## START RECORDS TO PROCESS
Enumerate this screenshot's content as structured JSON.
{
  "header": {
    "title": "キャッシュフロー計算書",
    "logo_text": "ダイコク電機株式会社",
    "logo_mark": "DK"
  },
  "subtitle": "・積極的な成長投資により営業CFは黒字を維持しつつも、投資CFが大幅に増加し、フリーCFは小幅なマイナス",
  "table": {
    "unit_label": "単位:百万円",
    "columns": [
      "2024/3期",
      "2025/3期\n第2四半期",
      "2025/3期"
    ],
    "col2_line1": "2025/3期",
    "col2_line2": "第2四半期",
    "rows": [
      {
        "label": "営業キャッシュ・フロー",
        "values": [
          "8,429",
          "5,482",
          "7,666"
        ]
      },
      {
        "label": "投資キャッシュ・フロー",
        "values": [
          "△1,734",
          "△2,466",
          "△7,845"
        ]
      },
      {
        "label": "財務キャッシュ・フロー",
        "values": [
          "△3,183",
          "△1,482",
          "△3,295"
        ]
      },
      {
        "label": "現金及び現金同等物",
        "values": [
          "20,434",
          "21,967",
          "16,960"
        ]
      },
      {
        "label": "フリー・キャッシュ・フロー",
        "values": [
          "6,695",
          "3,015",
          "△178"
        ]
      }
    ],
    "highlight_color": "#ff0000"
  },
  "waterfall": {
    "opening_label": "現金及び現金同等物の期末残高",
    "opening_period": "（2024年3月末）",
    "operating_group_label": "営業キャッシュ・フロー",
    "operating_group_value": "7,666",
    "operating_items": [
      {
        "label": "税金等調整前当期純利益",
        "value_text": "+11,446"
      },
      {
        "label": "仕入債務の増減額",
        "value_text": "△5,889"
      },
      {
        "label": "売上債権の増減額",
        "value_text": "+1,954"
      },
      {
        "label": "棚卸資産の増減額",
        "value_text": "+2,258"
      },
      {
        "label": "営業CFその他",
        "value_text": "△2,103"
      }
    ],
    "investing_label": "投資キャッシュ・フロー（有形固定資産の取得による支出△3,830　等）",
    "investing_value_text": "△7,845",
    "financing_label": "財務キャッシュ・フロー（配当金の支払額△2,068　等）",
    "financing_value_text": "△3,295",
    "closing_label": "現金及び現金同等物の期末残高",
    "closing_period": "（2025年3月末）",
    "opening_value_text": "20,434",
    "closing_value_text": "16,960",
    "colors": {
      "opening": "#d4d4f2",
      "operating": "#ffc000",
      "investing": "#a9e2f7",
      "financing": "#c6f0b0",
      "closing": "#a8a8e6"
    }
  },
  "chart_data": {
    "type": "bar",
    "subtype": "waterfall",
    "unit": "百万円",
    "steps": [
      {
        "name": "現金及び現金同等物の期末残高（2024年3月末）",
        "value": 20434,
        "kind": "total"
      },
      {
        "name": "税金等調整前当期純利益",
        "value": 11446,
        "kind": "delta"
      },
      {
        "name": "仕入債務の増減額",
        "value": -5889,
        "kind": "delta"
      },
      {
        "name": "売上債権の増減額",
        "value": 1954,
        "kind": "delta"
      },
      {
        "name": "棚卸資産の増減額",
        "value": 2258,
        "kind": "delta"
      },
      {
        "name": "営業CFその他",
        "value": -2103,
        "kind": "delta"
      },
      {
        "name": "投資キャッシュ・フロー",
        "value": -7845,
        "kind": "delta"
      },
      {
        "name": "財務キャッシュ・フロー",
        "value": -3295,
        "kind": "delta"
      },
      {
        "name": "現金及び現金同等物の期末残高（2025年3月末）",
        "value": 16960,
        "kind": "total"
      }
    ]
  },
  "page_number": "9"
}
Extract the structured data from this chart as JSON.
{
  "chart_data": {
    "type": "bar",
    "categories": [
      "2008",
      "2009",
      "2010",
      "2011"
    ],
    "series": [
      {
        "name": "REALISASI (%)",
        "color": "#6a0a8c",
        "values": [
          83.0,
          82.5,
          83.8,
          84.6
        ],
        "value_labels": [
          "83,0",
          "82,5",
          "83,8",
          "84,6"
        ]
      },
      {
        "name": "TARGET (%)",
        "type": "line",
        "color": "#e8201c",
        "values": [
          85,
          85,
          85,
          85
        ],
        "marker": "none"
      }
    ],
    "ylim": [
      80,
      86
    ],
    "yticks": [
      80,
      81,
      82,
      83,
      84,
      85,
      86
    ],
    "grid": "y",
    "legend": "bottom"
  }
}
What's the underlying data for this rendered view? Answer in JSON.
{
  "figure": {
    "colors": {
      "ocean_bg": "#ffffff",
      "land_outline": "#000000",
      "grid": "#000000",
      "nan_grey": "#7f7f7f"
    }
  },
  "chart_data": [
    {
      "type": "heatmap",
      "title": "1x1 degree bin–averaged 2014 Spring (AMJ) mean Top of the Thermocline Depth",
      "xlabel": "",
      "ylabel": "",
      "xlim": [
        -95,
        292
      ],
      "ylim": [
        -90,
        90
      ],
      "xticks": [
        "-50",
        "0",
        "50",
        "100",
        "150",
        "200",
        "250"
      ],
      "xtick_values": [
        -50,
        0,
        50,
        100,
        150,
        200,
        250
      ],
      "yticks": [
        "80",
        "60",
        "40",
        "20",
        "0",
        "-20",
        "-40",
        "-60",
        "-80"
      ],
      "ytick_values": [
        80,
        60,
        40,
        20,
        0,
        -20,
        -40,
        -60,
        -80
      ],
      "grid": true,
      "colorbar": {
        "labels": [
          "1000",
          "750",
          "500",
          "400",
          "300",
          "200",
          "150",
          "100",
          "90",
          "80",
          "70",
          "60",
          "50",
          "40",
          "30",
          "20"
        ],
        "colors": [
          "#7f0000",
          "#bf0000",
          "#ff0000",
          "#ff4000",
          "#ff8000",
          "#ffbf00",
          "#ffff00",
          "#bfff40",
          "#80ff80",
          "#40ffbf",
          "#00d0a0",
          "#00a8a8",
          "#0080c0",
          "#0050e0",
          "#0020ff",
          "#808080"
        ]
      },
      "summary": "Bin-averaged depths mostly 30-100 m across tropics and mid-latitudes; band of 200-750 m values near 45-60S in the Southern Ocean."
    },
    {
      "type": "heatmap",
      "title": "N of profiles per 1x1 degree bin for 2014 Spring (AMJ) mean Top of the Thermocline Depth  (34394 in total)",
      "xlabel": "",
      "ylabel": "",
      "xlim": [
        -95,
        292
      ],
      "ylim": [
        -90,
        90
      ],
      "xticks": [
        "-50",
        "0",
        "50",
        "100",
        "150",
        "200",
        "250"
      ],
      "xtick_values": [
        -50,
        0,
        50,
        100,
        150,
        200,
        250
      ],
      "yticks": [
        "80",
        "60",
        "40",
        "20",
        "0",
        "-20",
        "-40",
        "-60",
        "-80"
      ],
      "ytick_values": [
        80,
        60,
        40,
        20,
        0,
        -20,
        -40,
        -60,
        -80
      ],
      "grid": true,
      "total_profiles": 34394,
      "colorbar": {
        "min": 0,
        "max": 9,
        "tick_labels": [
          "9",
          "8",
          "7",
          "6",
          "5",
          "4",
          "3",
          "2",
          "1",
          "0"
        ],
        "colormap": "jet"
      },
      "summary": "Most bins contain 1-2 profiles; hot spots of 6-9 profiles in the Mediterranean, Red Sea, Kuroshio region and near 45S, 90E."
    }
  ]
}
## END RECORDS TO PROCESS
PROMPT:
Please quote every record above exactly as it appears.

THE RESULT:
Enumerate this screenshot's content as structured JSON.
{
  "header": {
    "title": "キャッシュフロー計算書",
    "logo_text": "ダイコク電機株式会社",
    "logo_mark": "DK"
  },
  "subtitle": "・積極的な成長投資により営業CFは黒字を維持しつつも、投資CFが大幅に増加し、フリーCFは小幅なマイナス",
  "table": {
    "unit_label": "単位:百万円",
    "columns": [
      "2024/3期",
      "2025/3期\n第2四半期",
      "2025/3期"
    ],
    "col2_line1": "2025/3期",
    "col2_line2": "第2四半期",
    "rows": [
      {
        "label": "営業キャッシュ・フロー",
        "values": [
          "8,429",
          "5,482",
          "7,666"
        ]
      },
      {
        "label": "投資キャッシュ・フロー",
        "values": [
          "△1,734",
          "△2,466",
          "△7,845"
        ]
      },
      {
        "label": "財務キャッシュ・フロー",
        "values": [
          "△3,183",
          "△1,482",
          "△3,295"
        ]
      },
      {
        "label": "現金及び現金同等物",
        "values": [
          "20,434",
          "21,967",
          "16,960"
        ]
      },
      {
        "label": "フリー・キャッシュ・フロー",
        "values": [
          "6,695",
          "3,015",
          "△178"
        ]
      }
    ],
    "highlight_color": "#ff0000"
  },
  "waterfall": {
    "opening_label": "現金及び現金同等物の期末残高",
    "opening_period": "（2024年3月末）",
    "operating_group_label": "営業キャッシュ・フロー",
    "operating_group_value": "7,666",
    "operating_items": [
      {
        "label": "税金等調整前当期純利益",
        "value_text": "+11,446"
      },
      {
        "label": "仕入債務の増減額",
        "value_text": "△5,889"
      },
      {
        "label": "売上債権の増減額",
        "value_text": "+1,954"
      },
      {
        "label": "棚卸資産の増減額",
        "value_text": "+2,258"
      },
      {
        "label": "営業CFその他",
        "value_text": "△2,103"
      }
    ],
    "investing_label": "投資キャッシュ・フロー（有形固定資産の取得による支出△3,830　等）",
    "investing_value_text": "△7,845",
    "financing_label": "財務キャッシュ・フロー（配当金の支払額△2,068　等）",
    "financing_value_text": "△3,295",
    "closing_label": "現金及び現金同等物の期末残高",
    "closing_period": "（2025年3月末）",
    "opening_value_text": "20,434",
    "closing_value_text": "16,960",
    "colors": {
      "opening": "#d4d4f2",
      "operating": "#ffc000",
      "investing": "#a9e2f7",
      "financing": "#c6f0b0",
      "closing": "#a8a8e6"
    }
  },
  "chart_data": {
    "type": "bar",
    "subtype": "waterfall",
    "unit": "百万円",
    "steps": [
      {
        "name": "現金及び現金同等物の期末残高（2024年3月末）",
        "value": 20434,
        "kind": "total"
      },
      {
        "name": "税金等調整前当期純利益",
        "value": 11446,
        "kind": "delta"
      },
      {
        "name": "仕入債務の増減額",
        "value": -5889,
        "kind": "delta"
      },
      {
        "name": "売上債権の増減額",
        "value": 1954,
        "kind": "delta"
      },
      {
        "name": "棚卸資産の増減額",
        "value": 2258,
        "kind": "delta"
      },
      {
        "name": "営業CFその他",
        "value": -2103,
        "kind": "delta"
      },
      {
        "name": "投資キャッシュ・フロー",
        "value": -7845,
        "kind": "delta"
      },
      {
        "name": "財務キャッシュ・フロー",
        "value": -3295,
        "kind": "delta"
      },
      {
        "name": "現金及び現金同等物の期末残高（2025年3月末）",
        "value": 16960,
        "kind": "total"
      }
    ]
  },
  "page_number": "9"
}
Extract the structured data from this chart as JSON.
{
  "chart_data": {
    "type": "bar",
    "categories": [
      "2008",
      "2009",
      "2010",
      "2011"
    ],
    "series": [
      {
        "name": "REALISASI (%)",
        "color": "#6a0a8c",
        "values": [
          83.0,
          82.5,
          83.8,
          84.6
        ],
        "value_labels": [
          "83,0",
          "82,5",
          "83,8",
          "84,6"
        ]
      },
      {
        "name": "TARGET (%)",
        "type": "line",
        "color": "#e8201c",
        "values": [
          85,
          85,
          85,
          85
        ],
        "marker": "none"
      }
    ],
    "ylim": [
      80,
      86
    ],
    "yticks": [
      80,
      81,
      82,
      83,
      84,
      85,
      86
    ],
    "grid": "y",
    "legend": "bottom"
  }
}
What's the underlying data for this rendered view? Answer in JSON.
{
  "figure": {
    "colors": {
      "ocean_bg": "#ffffff",
      "land_outline": "#000000",
      "grid": "#000000",
      "nan_grey": "#7f7f7f"
    }
  },
  "chart_data": [
    {
      "type": "heatmap",
      "title": "1x1 degree bin–averaged 2014 Spring (AMJ) mean Top of the Thermocline Depth",
      "xlabel": "",
      "ylabel": "",
      "xlim": [
        -95,
        292
      ],
      "ylim": [
        -90,
        90
      ],
      "xticks": [
        "-50",
        "0",
        "50",
        "100",
        "150",
        "200",
        "250"
      ],
      "xtick_values": [
        -50,
        0,
        50,
        100,
        150,
        200,
        250
      ],
      "yticks": [
        "80",
        "60",
        "40",
        "20",
        "0",
        "-20",
        "-40",
        "-60",
        "-80"
      ],
      "ytick_values": [
        80,
        60,
        40,
        20,
        0,
        -20,
        -40,
        -60,
        -80
      ],
      "grid": true,
      "colorbar": {
        "labels": [
          "1000",
          "750",
          "500",
          "400",
          "300",
          "200",
          "150",
          "100",
          "90",
          "80",
          "70",
          "60",
          "50",
          "40",
          "30",
          "20"
        ],
        "colors": [
          "#7f0000",
          "#bf0000",
          "#ff0000",
          "#ff4000",
          "#ff8000",
          "#ffbf00",
          "#ffff00",
          "#bfff40",
          "#80ff80",
          "#40ffbf",
          "#00d0a0",
          "#00a8a8",
          "#0080c0",
          "#0050e0",
          "#0020ff",
          "#808080"
        ]
      },
      "summary": "Bin-averaged depths mostly 30-100 m across tropics and mid-latitudes; band of 200-750 m values near 45-60S in the Southern Ocean."
    },
    {
      "type": "heatmap",
      "title": "N of profiles per 1x1 degree bin for 2014 Spring (AMJ) mean Top of the Thermocline Depth  (34394 in total)",
      "xlabel": "",
      "ylabel": "",
      "xlim": [
        -95,
        292
      ],
      "ylim": [
        -90,
        90
      ],
      "xticks": [
        "-50",
        "0",
        "50",
        "100",
        "150",
        "200",
        "250"
      ],
      "xtick_values": [
        -50,
        0,
        50,
        100,
        150,
        200,
        250
      ],
      "yticks": [
        "80",
        "60",
        "40",
        "20",
        "0",
        "-20",
        "-40",
        "-60",
        "-80"
      ],
      "ytick_values": [
        80,
        60,
        40,
        20,
        0,
        -20,
        -40,
        -60,
        -80
      ],
      "grid": true,
      "total_profiles": 34394,
      "colorbar": {
        "min": 0,
        "max": 9,
        "tick_labels": [
          "9",
          "8",
          "7",
          "6",
          "5",
          "4",
          "3",
          "2",
          "1",
          "0"
        ],
        "colormap": "jet"
      },
      "summary": "Most bins contain 1-2 profiles; hot spots of 6-9 profiles in the Mediterranean, Red Sea, Kuroshio region and near 45S, 90E."
    }
  ]
}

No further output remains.